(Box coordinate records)
::::::::::
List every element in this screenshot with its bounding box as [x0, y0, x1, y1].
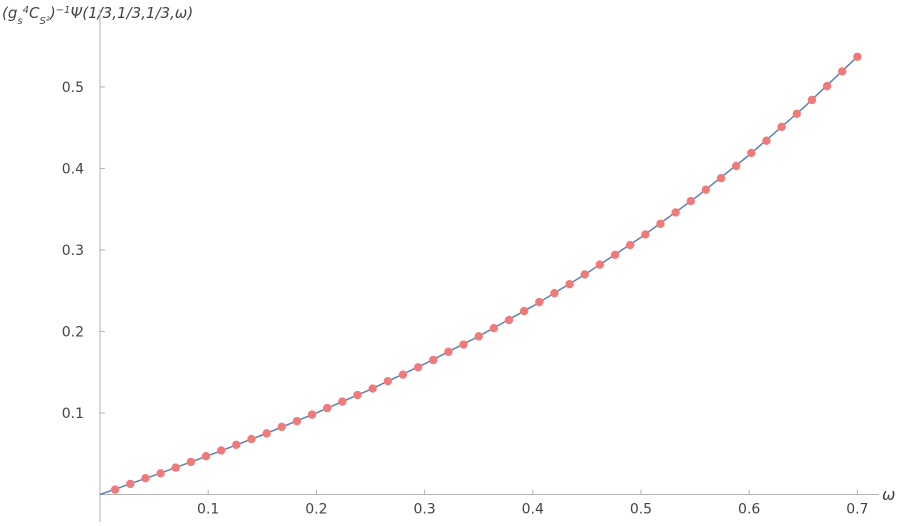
data-point [807, 95, 817, 105]
y-tick-label: 0.3 [62, 243, 84, 259]
y-tick-label: 0.2 [62, 324, 84, 340]
data-point [156, 469, 165, 478]
y-axis-label-part: C [29, 4, 40, 22]
data-point [610, 250, 620, 260]
data-point [731, 161, 741, 171]
data-point [792, 109, 801, 119]
data-point [201, 451, 211, 461]
data-point [459, 340, 468, 349]
y-axis-label-part: Ψ(1/3,1/3,1/3,ω) [70, 4, 193, 22]
data-point [777, 122, 786, 132]
data-point [413, 363, 423, 372]
y-axis-label: (gs4CS²)−1Ψ(1/3,1/3,1/3,ω) [2, 4, 193, 27]
x-tick-label: 0.4 [522, 502, 544, 518]
x-axis-label: ω [882, 485, 895, 504]
data-point [429, 355, 438, 365]
data-point [595, 260, 605, 269]
data-point [535, 297, 544, 307]
data-point [822, 81, 832, 91]
data-point [277, 422, 286, 432]
data-point [489, 324, 499, 333]
data-point [504, 315, 514, 325]
x-tick-label: 0.2 [305, 502, 327, 518]
data-point [110, 485, 120, 494]
data-point [126, 479, 135, 489]
x-tick-label: 0.5 [630, 502, 652, 518]
data-point [444, 347, 453, 357]
data-point [641, 230, 650, 239]
data-point [580, 270, 589, 279]
data-point [353, 390, 362, 400]
x-tick-label: 0.3 [413, 502, 435, 518]
y-axis-label-part: 4 [23, 5, 29, 16]
data-point [747, 148, 756, 158]
y-axis-label-part: S² [39, 16, 49, 27]
data-point [686, 196, 695, 206]
data-point [656, 219, 665, 229]
data-point [141, 473, 150, 483]
data-point [232, 440, 241, 449]
data-point [474, 332, 483, 341]
data-point [368, 384, 377, 393]
data-point [398, 370, 408, 379]
data-point [262, 429, 271, 438]
y-tick-label: 0.1 [62, 406, 84, 422]
data-point [216, 446, 226, 455]
data-point [519, 306, 529, 316]
y-axis-label-part: −1 [56, 5, 71, 16]
y-axis-label-part: (g [2, 4, 17, 22]
y-axis-label-part: s [17, 16, 22, 27]
data-point [701, 185, 711, 194]
curve [99, 56, 858, 496]
data-point [838, 67, 847, 76]
x-tick-label: 0.1 [197, 502, 219, 518]
data-point [247, 434, 256, 444]
data-point [292, 416, 302, 426]
y-axis-label-part: ) [49, 4, 56, 22]
data-point [762, 136, 771, 145]
data-point [716, 174, 726, 183]
data-point [671, 208, 680, 217]
data-point [565, 279, 574, 289]
data-point [383, 376, 392, 386]
data-point [625, 240, 635, 250]
x-tick-label: 0.7 [846, 502, 868, 518]
data-point [323, 403, 332, 413]
data-point [853, 52, 862, 61]
data-point [171, 463, 180, 472]
y-tick-label: 0.4 [62, 161, 84, 177]
data-point [338, 397, 347, 406]
y-tick-label: 0.5 [62, 80, 84, 96]
data-point [186, 457, 196, 467]
data-point [550, 288, 559, 298]
x-tick-label: 0.6 [738, 502, 760, 518]
data-point [307, 410, 317, 419]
::::::::::
= Exercise requirements =
Please output, verbatim, the records from the line containing "data-point [807, 95, 817, 105]" through the line containing "data-point [777, 122, 786, 132]", including both of those lines.

= Complete output =
data-point [807, 95, 817, 105]
y-tick-label: 0.3 [62, 243, 84, 259]
y-tick-label: 0.2 [62, 324, 84, 340]
data-point [156, 469, 165, 478]
y-axis-label-part: C [29, 4, 40, 22]
data-point [610, 250, 620, 260]
data-point [731, 161, 741, 171]
data-point [792, 109, 801, 119]
data-point [201, 451, 211, 461]
data-point [459, 340, 468, 349]
y-axis-label-part: Ψ(1/3,1/3,1/3,ω) [70, 4, 193, 22]
data-point [777, 122, 786, 132]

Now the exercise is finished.